# PAGE
....................
You are viewing a plain text version of this content. The canonical link for it is here.
Posted to dev@airavata.apache.org by "Pierce, Marlon" <ma...@iu.edu> on 2020/11/09 21:22:29 UTC

Re: [External] Re: Data Catalog into its own repo

+1 for this refactoring. 

On 11/9/20, 9:47 AM, "Pamidighantam, Sudhakar" <pa...@iu.edu> wrote:

    This message was sent from a non-IU address. Please exercise caution when clicking links or opening attachments from external sources.
    -------

    +2. 

    Thanks,
    Sudhakar.

    On 11/9/20, 9:37 AM, "Marru, Suresh" <sm...@iu.edu> wrote:

        Hi All,

        Airavata Experiment catalog evolved over time and though the replica catalog and data product models are stand alone, they are buried to use them outside the experiment context. Any objections to refactor experiment catalog and make data catalog a first class repo, in the lines of Custos and MFT?

        Cheers,
        Suresh


Re: [External] Data Catalog into its own repo

Posted by "Pierce, Marlon" <ma...@iu.edu>.
Schema.org has a lot of uptake in the NSF EarthCube community (https://www.earthcube.org/p418) and the DataONE activity (https://ui.adsabs.harvard.edu/abs/2018AGUFMIN31B..29M/abstract).   

 

Marlon

 

 

From: Suresh Marru <sm...@apache.org>
Reply-To: dev <de...@airavata.apache.org>
Date: Tuesday, November 10, 2020 at 1:13 PM
To: dev <de...@airavata.apache.org>
Subject: Re: [External] Data Catalog into its own repo

 

Thank you all for weighing in. I bootstrapped the repo with some basic information, please contribute to set the goals for this refactored sub system - https://github.com/apache/airavata-data-lake

 

I was doing a literature and software survey on any open source metadata and provenance systems we can integrate with, I found this survey paper useful - https://www.researchgate.net/profile/Carlos_Saenz-Adan/publication/323242431_A_systematic_review_of_provenance_systems/links/5b34ae1caca2720785effb1a/A-systematic-review-of-provenance-systems.pdf

 

Seems like we can build fairly flexible and yet sophisticated capabilities using the schema.org JSON-LD schema - https://schema.org/ , thoughts?

 

Please contribute any other pointers we should brainstorm before proceeding.
....................
# RECORD LIST
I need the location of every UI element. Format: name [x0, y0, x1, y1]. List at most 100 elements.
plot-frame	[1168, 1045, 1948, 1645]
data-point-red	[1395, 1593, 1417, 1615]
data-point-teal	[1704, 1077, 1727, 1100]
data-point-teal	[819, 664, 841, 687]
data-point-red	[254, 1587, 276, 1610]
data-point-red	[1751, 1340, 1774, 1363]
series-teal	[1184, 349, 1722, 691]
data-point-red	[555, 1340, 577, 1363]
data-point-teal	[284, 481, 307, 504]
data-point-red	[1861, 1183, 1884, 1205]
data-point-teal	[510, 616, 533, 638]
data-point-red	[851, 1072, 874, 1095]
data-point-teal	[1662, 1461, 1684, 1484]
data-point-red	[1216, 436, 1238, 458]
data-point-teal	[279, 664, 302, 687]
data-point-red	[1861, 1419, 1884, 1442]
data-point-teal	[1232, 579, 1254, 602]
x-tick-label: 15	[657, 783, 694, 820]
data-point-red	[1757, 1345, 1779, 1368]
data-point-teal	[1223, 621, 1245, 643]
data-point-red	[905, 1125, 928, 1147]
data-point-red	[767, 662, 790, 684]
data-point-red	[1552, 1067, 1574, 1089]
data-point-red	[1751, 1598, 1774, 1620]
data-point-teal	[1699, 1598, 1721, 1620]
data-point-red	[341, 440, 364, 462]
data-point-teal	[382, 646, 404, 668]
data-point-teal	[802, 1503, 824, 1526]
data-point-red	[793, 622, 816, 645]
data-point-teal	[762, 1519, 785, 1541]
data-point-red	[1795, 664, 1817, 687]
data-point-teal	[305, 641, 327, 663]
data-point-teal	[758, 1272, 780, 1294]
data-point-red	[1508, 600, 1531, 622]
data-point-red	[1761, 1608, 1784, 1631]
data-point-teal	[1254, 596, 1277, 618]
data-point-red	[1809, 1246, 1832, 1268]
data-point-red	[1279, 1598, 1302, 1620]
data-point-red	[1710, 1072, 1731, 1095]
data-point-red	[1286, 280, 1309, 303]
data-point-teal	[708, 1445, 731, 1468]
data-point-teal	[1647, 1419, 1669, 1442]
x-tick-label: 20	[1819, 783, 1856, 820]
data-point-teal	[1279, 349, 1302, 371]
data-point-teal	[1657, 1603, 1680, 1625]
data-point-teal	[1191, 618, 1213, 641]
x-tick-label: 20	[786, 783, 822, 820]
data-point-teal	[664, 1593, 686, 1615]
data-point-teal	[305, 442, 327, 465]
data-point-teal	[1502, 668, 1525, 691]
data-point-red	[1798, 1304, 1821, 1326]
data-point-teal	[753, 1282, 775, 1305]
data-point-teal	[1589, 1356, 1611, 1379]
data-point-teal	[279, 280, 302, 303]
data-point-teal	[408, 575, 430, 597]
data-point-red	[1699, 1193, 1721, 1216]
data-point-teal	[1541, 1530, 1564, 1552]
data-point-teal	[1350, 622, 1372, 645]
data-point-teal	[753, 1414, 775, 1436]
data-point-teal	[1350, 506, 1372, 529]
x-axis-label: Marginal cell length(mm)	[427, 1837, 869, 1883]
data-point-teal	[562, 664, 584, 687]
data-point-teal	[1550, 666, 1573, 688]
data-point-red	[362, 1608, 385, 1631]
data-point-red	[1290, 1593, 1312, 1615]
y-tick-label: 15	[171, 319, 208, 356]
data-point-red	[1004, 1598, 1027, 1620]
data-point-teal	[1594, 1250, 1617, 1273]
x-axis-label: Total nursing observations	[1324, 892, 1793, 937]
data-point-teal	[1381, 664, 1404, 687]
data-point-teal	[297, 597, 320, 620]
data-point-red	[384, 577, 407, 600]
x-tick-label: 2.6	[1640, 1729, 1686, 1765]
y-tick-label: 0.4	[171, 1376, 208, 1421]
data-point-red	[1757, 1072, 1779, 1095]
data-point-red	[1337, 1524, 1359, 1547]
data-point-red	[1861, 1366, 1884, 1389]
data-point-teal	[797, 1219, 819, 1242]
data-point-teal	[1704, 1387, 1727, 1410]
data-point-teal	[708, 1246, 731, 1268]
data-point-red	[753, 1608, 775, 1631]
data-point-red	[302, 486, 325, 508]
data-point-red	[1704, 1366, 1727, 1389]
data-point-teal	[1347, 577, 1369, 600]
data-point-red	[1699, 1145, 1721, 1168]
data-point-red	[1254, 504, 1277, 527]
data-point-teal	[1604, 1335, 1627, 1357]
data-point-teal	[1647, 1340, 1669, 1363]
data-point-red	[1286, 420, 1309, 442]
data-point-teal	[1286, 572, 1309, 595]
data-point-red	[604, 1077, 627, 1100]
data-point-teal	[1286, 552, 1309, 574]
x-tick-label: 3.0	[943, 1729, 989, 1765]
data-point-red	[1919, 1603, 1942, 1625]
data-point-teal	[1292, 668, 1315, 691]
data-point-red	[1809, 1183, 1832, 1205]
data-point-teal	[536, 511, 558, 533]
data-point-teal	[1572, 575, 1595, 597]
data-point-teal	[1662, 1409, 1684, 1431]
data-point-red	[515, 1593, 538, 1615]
....................
# WHAT YOU NEED TO DO
A. Check each statement against the data catalog thread and answer yes or no, quoting the words from the thread that decide it.
(i) Sudhakar replied to Suresh's proposal with "+1".
(ii) Suresh proposed making the data catalog a first-class repo modeled on Custos and MFT.
(iii) Suresh found a survey paper on provenance systems useful.
B. Using the data catalog thread, answer each question on its own line:
(i) At what date and time did Marlon post his "+1 for this refactoring" message?
(ii) What is the URL of the repo Suresh bootstrapped?
(iii) Which two efforts does Marlon name as having a lot of Schema.org uptake?
C. Carry the data catalog thread forward, starting right after its last sentence.

# RESULTS BY TASK
A.
(i) No: "+2."
(ii) Yes: "make data catalog a first class repo, in the lines of Custos and MFT"
(iii) Yes: "I found this survey paper useful"

B.
(i) 2020/11/09 21:22:29 UTC
(ii) https://github.com/apache/airavata-data-lake
(iii) The NSF EarthCube community and the DataONE activity

C.
 

Cheers,

Suresh



On Nov 9, 2020, at 4:22 PM, Pierce, Marlon <ma...@iu.edu> wrote:

 

+1 for this refactoring. 

On 11/9/20, 9:47 AM, "Pamidighantam, Sudhakar" <pa...@iu.edu> wrote:

   This message was sent from a non-IU address. Please exercise caution when clicking links or opening attachments from external sources.
   -------

   +2. 

   Thanks,
   Sudhakar.

   On 11/9/20, 9:37 AM, "Marru, Suresh" <sm...@iu.edu> wrote:

       Hi All,

       Airavata Experiment catalog evolved over time and though the replica catalog and data product models are stand alone, they are buried to use them outside the experiment context. Any objections to refactor experiment catalog and make data catalog a first class repo, in the lines of Custos and MFT?

       Cheers,
       Suresh

 


Re: [External] Data Catalog into its own repo

Posted by Suresh Marru <sm...@apache.org>.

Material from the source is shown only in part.